__Exercise goal__: Look through the lines below and extract any with the word "screenshot".

** Begin Data entries **

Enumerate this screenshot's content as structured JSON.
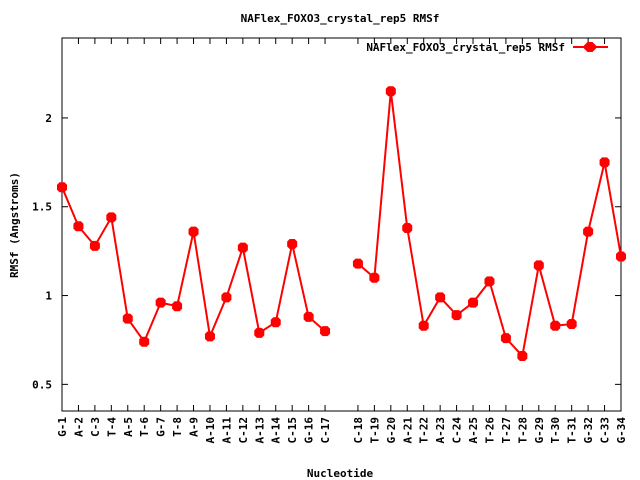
{
  "chart_data": {
    "type": "line",
    "title": "NAFlex_FOXO3_crystal_rep5 RMSf",
    "xlabel": "Nucleotide",
    "ylabel": "RMSf (Angstroms)",
    "ylim": [
      0.35,
      2.45
    ],
    "yticks": [
      0.5,
      1,
      1.5,
      2
    ],
    "ytick_labels": [
      "0.5",
      "1",
      "1.5",
      "2"
    ],
    "legend_position": "top-right",
    "series": [
      {
        "name": "NAFlex_FOXO3_crystal_rep5 RMSf",
        "color": "#ff0000",
        "segments": [
          {
            "categories": [
              "G-1",
              "A-2",
              "C-3",
              "T-4",
              "A-5",
              "T-6",
              "G-7",
              "T-8",
              "A-9",
              "A-10",
              "A-11",
              "C-12",
              "A-13",
              "A-14",
              "C-15",
              "G-16",
              "C-17"
            ],
            "values": [
              1.61,
              1.39,
              1.28,
              1.44,
              0.87,
              0.74,
              0.96,
              0.94,
              1.36,
              0.77,
              0.99,
              1.27,
              0.79,
              0.85,
              1.29,
              0.88,
              0.8
            ]
          },
          {
            "categories": [
              "C-18",
              "T-19",
              "G-20",
              "A-21",
              "T-22",
              "A-23",
              "C-24",
              "A-25",
              "T-26",
              "T-27",
              "T-28",
              "G-29",
              "T-30",
              "T-31",
              "G-32",
              "C-33",
              "G-34"
            ],
            "values": [
              1.18,
              1.1,
              2.15,
              1.38,
              0.83,
              0.99,
              0.89,
              0.96,
              1.08,
              0.76,
              0.66,
              1.17,
              0.83,
              0.84,
              1.36,
              1.75,
              1.22
            ]
          }
        ]
      }
    ]
  }
}
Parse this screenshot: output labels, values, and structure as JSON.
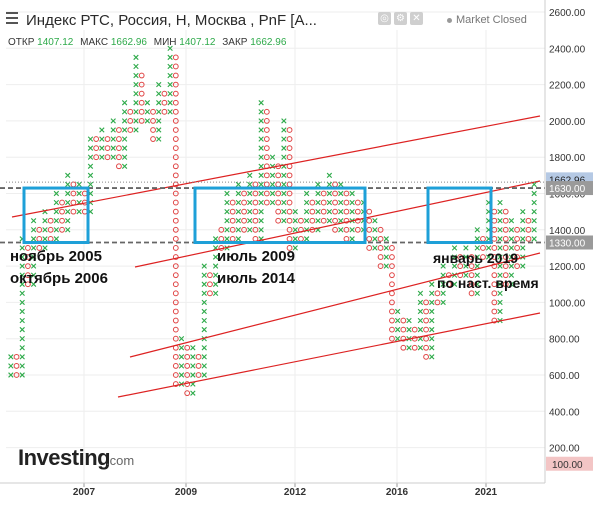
{
  "header": {
    "title": "Индекс РТС, Россия, Н, Москва , PnF [A...",
    "open_label": "ОТКР",
    "open": "1407.12",
    "high_label": "МАКС",
    "high": "1662.96",
    "low_label": "МИН",
    "low": "1407.12",
    "close_label": "ЗАКР",
    "close": "1662.96",
    "market_status": "Market Closed",
    "icons": [
      "eye-off-icon",
      "settings-icon",
      "close-icon",
      "menu-icon"
    ]
  },
  "logo": {
    "text": "Investing",
    "suffix": ".com"
  },
  "annotations": [
    {
      "line1": "ноябрь 2005",
      "line2": "октябрь 2006"
    },
    {
      "line1": "июль 2009",
      "line2": "июль 2014"
    },
    {
      "line1": "январь 2019",
      "line2": "по наст. время"
    }
  ],
  "colors": {
    "x_mark": "#2eaa4a",
    "o_mark": "#e04646",
    "channel": "#dd2222",
    "box": "#1ea0d8",
    "level": "#666666",
    "last_price": "#b5c9e4"
  },
  "chart_data": {
    "type": "point_and_figure",
    "title": "Индекс РТС, Россия, Н, Москва , PnF [A...",
    "y_axis": {
      "min": 100,
      "max": 2600,
      "ticks": [
        "2600.00",
        "2400.00",
        "2200.00",
        "2000.00",
        "1800.00",
        "1600.00",
        "1400.00",
        "1200.00",
        "1000.00",
        "800.00",
        "600.00",
        "400.00",
        "200.00"
      ]
    },
    "x_axis": {
      "ticks": [
        "2007",
        "2009",
        "2012",
        "2016",
        "2021"
      ]
    },
    "last_price": "1662.96",
    "levels": [
      {
        "value": 1630,
        "label": "1630.00"
      },
      {
        "value": 1330,
        "label": "1330.00"
      }
    ],
    "bottom_marker": "100.00",
    "columns": [
      {
        "type": "X",
        "low": 600,
        "high": 700
      },
      {
        "type": "O",
        "low": 600,
        "high": 700
      },
      {
        "type": "X",
        "low": 600,
        "high": 1350
      },
      {
        "type": "O",
        "low": 1100,
        "high": 1300
      },
      {
        "type": "X",
        "low": 1100,
        "high": 1450
      },
      {
        "type": "O",
        "low": 1300,
        "high": 1400
      },
      {
        "type": "X",
        "low": 1300,
        "high": 1500
      },
      {
        "type": "O",
        "low": 1350,
        "high": 1450
      },
      {
        "type": "X",
        "low": 1350,
        "high": 1600
      },
      {
        "type": "O",
        "low": 1400,
        "high": 1550
      },
      {
        "type": "X",
        "low": 1400,
        "high": 1700
      },
      {
        "type": "O",
        "low": 1500,
        "high": 1650
      },
      {
        "type": "X",
        "low": 1500,
        "high": 1650
      },
      {
        "type": "O",
        "low": 1500,
        "high": 1600
      },
      {
        "type": "X",
        "low": 1500,
        "high": 1900
      },
      {
        "type": "O",
        "low": 1800,
        "high": 1900
      },
      {
        "type": "X",
        "low": 1800,
        "high": 1950
      },
      {
        "type": "O",
        "low": 1800,
        "high": 1900
      },
      {
        "type": "X",
        "low": 1800,
        "high": 2000
      },
      {
        "type": "O",
        "low": 1750,
        "high": 1950
      },
      {
        "type": "X",
        "low": 1750,
        "high": 2100
      },
      {
        "type": "O",
        "low": 1950,
        "high": 2050
      },
      {
        "type": "X",
        "low": 1950,
        "high": 2350
      },
      {
        "type": "O",
        "low": 2000,
        "high": 2250
      },
      {
        "type": "X",
        "low": 2000,
        "high": 2100
      },
      {
        "type": "O",
        "low": 1900,
        "high": 2050
      },
      {
        "type": "X",
        "low": 1900,
        "high": 2200
      },
      {
        "type": "O",
        "low": 2050,
        "high": 2150
      },
      {
        "type": "X",
        "low": 2050,
        "high": 2400
      },
      {
        "type": "O",
        "low": 550,
        "high": 2350
      },
      {
        "type": "X",
        "low": 550,
        "high": 800
      },
      {
        "type": "O",
        "low": 500,
        "high": 750
      },
      {
        "type": "X",
        "low": 500,
        "high": 750
      },
      {
        "type": "O",
        "low": 600,
        "high": 700
      },
      {
        "type": "X",
        "low": 600,
        "high": 1200
      },
      {
        "type": "O",
        "low": 1050,
        "high": 1150
      },
      {
        "type": "X",
        "low": 1050,
        "high": 1350
      },
      {
        "type": "O",
        "low": 1300,
        "high": 1400
      },
      {
        "type": "X",
        "low": 1300,
        "high": 1600
      },
      {
        "type": "O",
        "low": 1350,
        "high": 1550
      },
      {
        "type": "X",
        "low": 1350,
        "high": 1650
      },
      {
        "type": "O",
        "low": 1400,
        "high": 1600
      },
      {
        "type": "X",
        "low": 1400,
        "high": 1700
      },
      {
        "type": "O",
        "low": 1350,
        "high": 1650
      },
      {
        "type": "X",
        "low": 1350,
        "high": 2100
      },
      {
        "type": "O",
        "low": 1550,
        "high": 2050
      },
      {
        "type": "X",
        "low": 1550,
        "high": 1800
      },
      {
        "type": "O",
        "low": 1450,
        "high": 1750
      },
      {
        "type": "X",
        "low": 1450,
        "high": 2000
      },
      {
        "type": "O",
        "low": 1300,
        "high": 1950
      },
      {
        "type": "X",
        "low": 1300,
        "high": 1500
      },
      {
        "type": "O",
        "low": 1350,
        "high": 1450
      },
      {
        "type": "X",
        "low": 1350,
        "high": 1600
      },
      {
        "type": "O",
        "low": 1400,
        "high": 1550
      },
      {
        "type": "X",
        "low": 1400,
        "high": 1650
      },
      {
        "type": "O",
        "low": 1450,
        "high": 1600
      },
      {
        "type": "X",
        "low": 1450,
        "high": 1700
      },
      {
        "type": "O",
        "low": 1400,
        "high": 1650
      },
      {
        "type": "X",
        "low": 1400,
        "high": 1650
      },
      {
        "type": "O",
        "low": 1350,
        "high": 1600
      },
      {
        "type": "X",
        "low": 1350,
        "high": 1600
      },
      {
        "type": "O",
        "low": 1400,
        "high": 1550
      },
      {
        "type": "X",
        "low": 1400,
        "high": 1550
      },
      {
        "type": "O",
        "low": 1300,
        "high": 1500
      },
      {
        "type": "X",
        "low": 1300,
        "high": 1450
      },
      {
        "type": "O",
        "low": 1200,
        "high": 1400
      },
      {
        "type": "X",
        "low": 1200,
        "high": 1350
      },
      {
        "type": "O",
        "low": 800,
        "high": 1300
      },
      {
        "type": "X",
        "low": 800,
        "high": 950
      },
      {
        "type": "O",
        "low": 750,
        "high": 900
      },
      {
        "type": "X",
        "low": 750,
        "high": 900
      },
      {
        "type": "O",
        "low": 750,
        "high": 850
      },
      {
        "type": "X",
        "low": 750,
        "high": 1050
      },
      {
        "type": "O",
        "low": 700,
        "high": 1000
      },
      {
        "type": "X",
        "low": 700,
        "high": 1100
      },
      {
        "type": "O",
        "low": 1000,
        "high": 1050
      },
      {
        "type": "X",
        "low": 1000,
        "high": 1200
      },
      {
        "type": "O",
        "low": 1100,
        "high": 1150
      },
      {
        "type": "X",
        "low": 1100,
        "high": 1300
      },
      {
        "type": "O",
        "low": 1150,
        "high": 1250
      },
      {
        "type": "X",
        "low": 1150,
        "high": 1300
      },
      {
        "type": "O",
        "low": 1050,
        "high": 1250
      },
      {
        "type": "X",
        "low": 1050,
        "high": 1400
      },
      {
        "type": "O",
        "low": 1250,
        "high": 1350
      },
      {
        "type": "X",
        "low": 1250,
        "high": 1550
      },
      {
        "type": "O",
        "low": 900,
        "high": 1500
      },
      {
        "type": "X",
        "low": 900,
        "high": 1550
      },
      {
        "type": "O",
        "low": 1100,
        "high": 1500
      },
      {
        "type": "X",
        "low": 1100,
        "high": 1450
      },
      {
        "type": "O",
        "low": 1200,
        "high": 1400
      },
      {
        "type": "X",
        "low": 1200,
        "high": 1500
      },
      {
        "type": "O",
        "low": 1350,
        "high": 1450
      },
      {
        "type": "X",
        "low": 1350,
        "high": 1663
      }
    ]
  }
}
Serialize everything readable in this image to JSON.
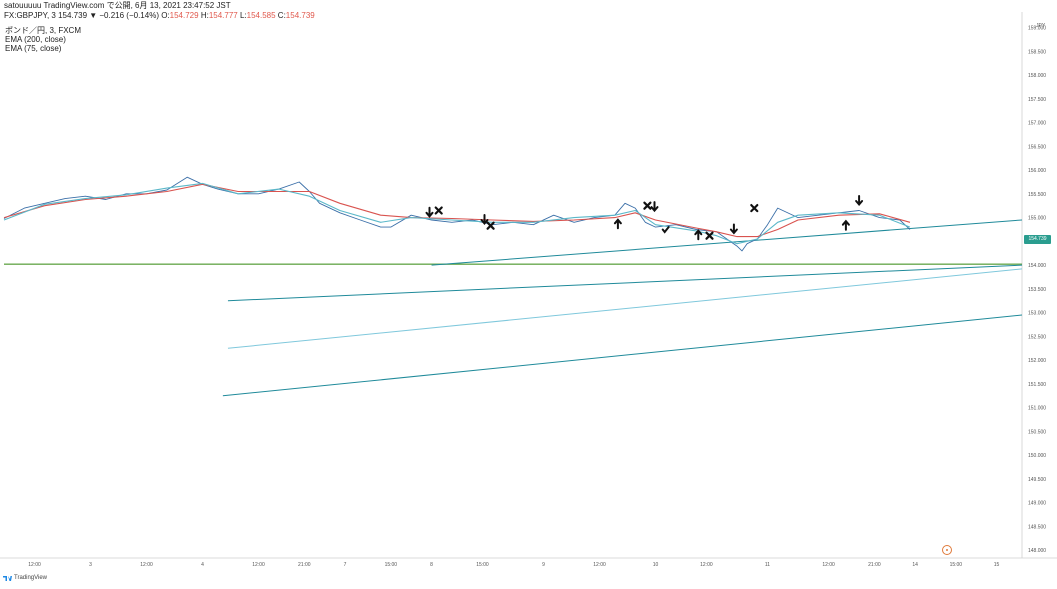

** End Data entries **

__Exercise answer__:
Enumerate this screenshot's content as structured JSON.
Parse this screenshot: output labels, values, and structure as JSON.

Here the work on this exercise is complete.